▽

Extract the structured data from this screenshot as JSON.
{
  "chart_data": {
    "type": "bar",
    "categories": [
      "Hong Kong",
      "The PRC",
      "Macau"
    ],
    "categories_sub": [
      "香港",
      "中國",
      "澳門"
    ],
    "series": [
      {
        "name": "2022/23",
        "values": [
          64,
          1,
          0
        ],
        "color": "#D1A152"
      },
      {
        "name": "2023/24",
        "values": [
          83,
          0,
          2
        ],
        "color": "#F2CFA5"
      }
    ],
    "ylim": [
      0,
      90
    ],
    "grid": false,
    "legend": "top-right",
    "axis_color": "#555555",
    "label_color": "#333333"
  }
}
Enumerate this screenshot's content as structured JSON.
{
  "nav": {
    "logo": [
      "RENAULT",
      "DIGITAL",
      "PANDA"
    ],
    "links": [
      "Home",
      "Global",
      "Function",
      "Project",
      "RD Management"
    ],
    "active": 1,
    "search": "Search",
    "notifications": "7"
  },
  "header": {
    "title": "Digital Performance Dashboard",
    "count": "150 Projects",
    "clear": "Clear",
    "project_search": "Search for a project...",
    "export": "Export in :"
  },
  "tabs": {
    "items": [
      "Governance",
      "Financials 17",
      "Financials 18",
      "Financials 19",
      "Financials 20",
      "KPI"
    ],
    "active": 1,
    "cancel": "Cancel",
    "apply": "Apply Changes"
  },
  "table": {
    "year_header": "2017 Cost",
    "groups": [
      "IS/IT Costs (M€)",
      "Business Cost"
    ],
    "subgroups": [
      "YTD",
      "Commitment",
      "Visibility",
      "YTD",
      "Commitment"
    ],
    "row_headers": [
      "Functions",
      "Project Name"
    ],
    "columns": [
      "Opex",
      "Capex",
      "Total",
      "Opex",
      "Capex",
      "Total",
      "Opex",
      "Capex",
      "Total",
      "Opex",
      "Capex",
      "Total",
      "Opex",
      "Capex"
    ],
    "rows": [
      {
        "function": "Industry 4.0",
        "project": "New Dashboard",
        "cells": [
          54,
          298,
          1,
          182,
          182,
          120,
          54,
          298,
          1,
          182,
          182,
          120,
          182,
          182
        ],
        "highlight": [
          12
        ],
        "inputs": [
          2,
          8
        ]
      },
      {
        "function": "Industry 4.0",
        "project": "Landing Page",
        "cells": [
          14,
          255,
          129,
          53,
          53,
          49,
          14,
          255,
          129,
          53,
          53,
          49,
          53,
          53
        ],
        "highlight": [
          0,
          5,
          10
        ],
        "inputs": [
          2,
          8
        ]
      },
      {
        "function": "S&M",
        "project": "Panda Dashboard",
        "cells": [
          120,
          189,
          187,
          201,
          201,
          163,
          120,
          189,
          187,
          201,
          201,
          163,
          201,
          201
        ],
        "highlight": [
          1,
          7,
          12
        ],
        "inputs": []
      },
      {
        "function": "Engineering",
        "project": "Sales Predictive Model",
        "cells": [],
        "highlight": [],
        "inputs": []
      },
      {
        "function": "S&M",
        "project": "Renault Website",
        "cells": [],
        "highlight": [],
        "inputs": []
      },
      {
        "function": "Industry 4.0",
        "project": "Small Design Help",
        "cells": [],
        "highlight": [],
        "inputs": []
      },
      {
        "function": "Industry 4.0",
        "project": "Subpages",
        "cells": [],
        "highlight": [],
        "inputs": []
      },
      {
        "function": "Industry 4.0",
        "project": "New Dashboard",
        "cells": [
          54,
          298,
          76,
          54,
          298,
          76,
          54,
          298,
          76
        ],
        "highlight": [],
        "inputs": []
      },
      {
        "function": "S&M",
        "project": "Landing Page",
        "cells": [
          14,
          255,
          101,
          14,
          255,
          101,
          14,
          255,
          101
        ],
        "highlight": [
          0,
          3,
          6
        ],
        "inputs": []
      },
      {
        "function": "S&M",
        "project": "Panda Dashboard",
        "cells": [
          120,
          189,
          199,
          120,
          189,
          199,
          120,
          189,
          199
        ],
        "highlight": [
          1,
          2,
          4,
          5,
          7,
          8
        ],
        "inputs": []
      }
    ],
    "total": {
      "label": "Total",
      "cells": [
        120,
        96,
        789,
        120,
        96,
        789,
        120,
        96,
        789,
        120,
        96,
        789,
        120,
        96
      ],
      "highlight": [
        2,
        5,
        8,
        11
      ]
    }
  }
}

△

## What the exercise asks:
Copy out the material above in its entirety. Every detail must match.

## The result:
Extract the structured data from this screenshot as JSON.
{
  "chart_data": {
    "type": "bar",
    "categories": [
      "Hong Kong",
      "The PRC",
      "Macau"
    ],
    "categories_sub": [
      "香港",
      "中國",
      "澳門"
    ],
    "series": [
      {
        "name": "2022/23",
        "values": [
          64,
          1,
          0
        ],
        "color": "#D1A152"
      },
      {
        "name": "2023/24",
        "values": [
          83,
          0,
          2
        ],
        "color": "#F2CFA5"
      }
    ],
    "ylim": [
      0,
      90
    ],
    "grid": false,
    "legend": "top-right",
    "axis_color": "#555555",
    "label_color": "#333333"
  }
}
Enumerate this screenshot's content as structured JSON.
{
  "nav": {
    "logo": [
      "RENAULT",
      "DIGITAL",
      "PANDA"
    ],
    "links": [
      "Home",
      "Global",
      "Function",
      "Project",
      "RD Management"
    ],
    "active": 1,
    "search": "Search",
    "notifications": "7"
  },
  "header": {
    "title": "Digital Performance Dashboard",
    "count": "150 Projects",
    "clear": "Clear",
    "project_search": "Search for a project...",
    "export": "Export in :"
  },
  "tabs": {
    "items": [
      "Governance",
      "Financials 17",
      "Financials 18",
      "Financials 19",
      "Financials 20",
      "KPI"
    ],
    "active": 1,
    "cancel": "Cancel",
    "apply": "Apply Changes"
  },
  "table": {
    "year_header": "2017 Cost",
    "groups": [
      "IS/IT Costs (M€)",
      "Business Cost"
    ],
    "subgroups": [
      "YTD",
      "Commitment",
      "Visibility",
      "YTD",
      "Commitment"
    ],
    "row_headers": [
      "Functions",
      "Project Name"
    ],
    "columns": [
      "Opex",
      "Capex",
      "Total",
      "Opex",
      "Capex",
      "Total",
      "Opex",
      "Capex",
      "Total",
      "Opex",
      "Capex",
      "Total",
      "Opex",
      "Capex"
    ],
    "rows": [
      {
        "function": "Industry 4.0",
        "project": "New Dashboard",
        "cells": [
          54,
          298,
          1,
          182,
          182,
          120,
          54,
          298,
          1,
          182,
          182,
          120,
          182,
          182
        ],
        "highlight": [
          12
        ],
        "inputs": [
          2,
          8
        ]
      },
      {
        "function": "Industry 4.0",
        "project": "Landing Page",
        "cells": [
          14,
          255,
          129,
          53,
          53,
          49,
          14,
          255,
          129,
          53,
          53,
          49,
          53,
          53
        ],
        "highlight": [
          0,
          5,
          10
        ],
        "inputs": [
          2,
          8
        ]
      },
      {
        "function": "S&M",
        "project": "Panda Dashboard",
        "cells": [
          120,
          189,
          187,
          201,
          201,
          163,
          120,
          189,
          187,
          201,
          201,
          163,
          201,
          201
        ],
        "highlight": [
          1,
          7,
          12
        ],
        "inputs": []
      },
      {
        "function": "Engineering",
        "project": "Sales Predictive Model",
        "cells": [],
        "highlight": [],
        "inputs": []
      },
      {
        "function": "S&M",
        "project": "Renault Website",
        "cells": [],
        "highlight": [],
        "inputs": []
      },
      {
        "function": "Industry 4.0",
        "project": "Small Design Help",
        "cells": [],
        "highlight": [],
        "inputs": []
      },
      {
        "function": "Industry 4.0",
        "project": "Subpages",
        "cells": [],
        "highlight": [],
        "inputs": []
      },
      {
        "function": "Industry 4.0",
        "project": "New Dashboard",
        "cells": [
          54,
          298,
          76,
          54,
          298,
          76,
          54,
          298,
          76
        ],
        "highlight": [],
        "inputs": []
      },
      {
        "function": "S&M",
        "project": "Landing Page",
        "cells": [
          14,
          255,
          101,
          14,
          255,
          101,
          14,
          255,
          101
        ],
        "highlight": [
          0,
          3,
          6
        ],
        "inputs": []
      },
      {
        "function": "S&M",
        "project": "Panda Dashboard",
        "cells": [
          120,
          189,
          199,
          120,
          189,
          199,
          120,
          189,
          199
        ],
        "highlight": [
          1,
          2,
          4,
          5,
          7,
          8
        ],
        "inputs": []
      }
    ],
    "total": {
      "label": "Total",
      "cells": [
        120,
        96,
        789,
        120,
        96,
        789,
        120,
        96,
        789,
        120,
        96,
        789,
        120,
        96
      ],
      "highlight": [
        2,
        5,
        8,
        11
      ]
    }
  }
}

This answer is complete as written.